--- start Extracted information ---
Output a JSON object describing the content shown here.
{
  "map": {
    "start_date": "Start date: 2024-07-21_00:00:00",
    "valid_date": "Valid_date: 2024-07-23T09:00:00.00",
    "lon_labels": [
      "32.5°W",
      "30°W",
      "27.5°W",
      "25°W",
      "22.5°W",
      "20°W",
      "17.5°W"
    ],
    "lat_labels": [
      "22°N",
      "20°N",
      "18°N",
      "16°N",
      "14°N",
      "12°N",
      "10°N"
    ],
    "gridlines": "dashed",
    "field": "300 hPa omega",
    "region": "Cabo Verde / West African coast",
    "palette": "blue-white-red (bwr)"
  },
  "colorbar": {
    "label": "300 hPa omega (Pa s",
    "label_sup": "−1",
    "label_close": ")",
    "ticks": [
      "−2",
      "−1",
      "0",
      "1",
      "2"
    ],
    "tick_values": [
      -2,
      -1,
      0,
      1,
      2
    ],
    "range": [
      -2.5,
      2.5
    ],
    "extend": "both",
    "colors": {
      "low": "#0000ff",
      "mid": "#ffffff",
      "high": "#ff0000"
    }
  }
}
--- end Extracted information ---
■ Exercise instructions: Copy all of the data. Keep every word exactly as it is.

■ Finished answer:
Output a JSON object describing the content shown here.
{
  "map": {
    "start_date": "Start date: 2024-07-21_00:00:00",
    "valid_date": "Valid_date: 2024-07-23T09:00:00.00",
    "lon_labels": [
      "32.5°W",
      "30°W",
      "27.5°W",
      "25°W",
      "22.5°W",
      "20°W",
      "17.5°W"
    ],
    "lat_labels": [
      "22°N",
      "20°N",
      "18°N",
      "16°N",
      "14°N",
      "12°N",
      "10°N"
    ],
    "gridlines": "dashed",
    "field": "300 hPa omega",
    "region": "Cabo Verde / West African coast",
    "palette": "blue-white-red (bwr)"
  },
  "colorbar": {
    "label": "300 hPa omega (Pa s",
    "label_sup": "−1",
    "label_close": ")",
    "ticks": [
      "−2",
      "−1",
      "0",
      "1",
      "2"
    ],
    "tick_values": [
      -2,
      -1,
      0,
      1,
      2
    ],
    "range": [
      -2.5,
      2.5
    ],
    "extend": "both",
    "colors": {
      "low": "#0000ff",
      "mid": "#ffffff",
      "high": "#ff0000"
    }
  }
}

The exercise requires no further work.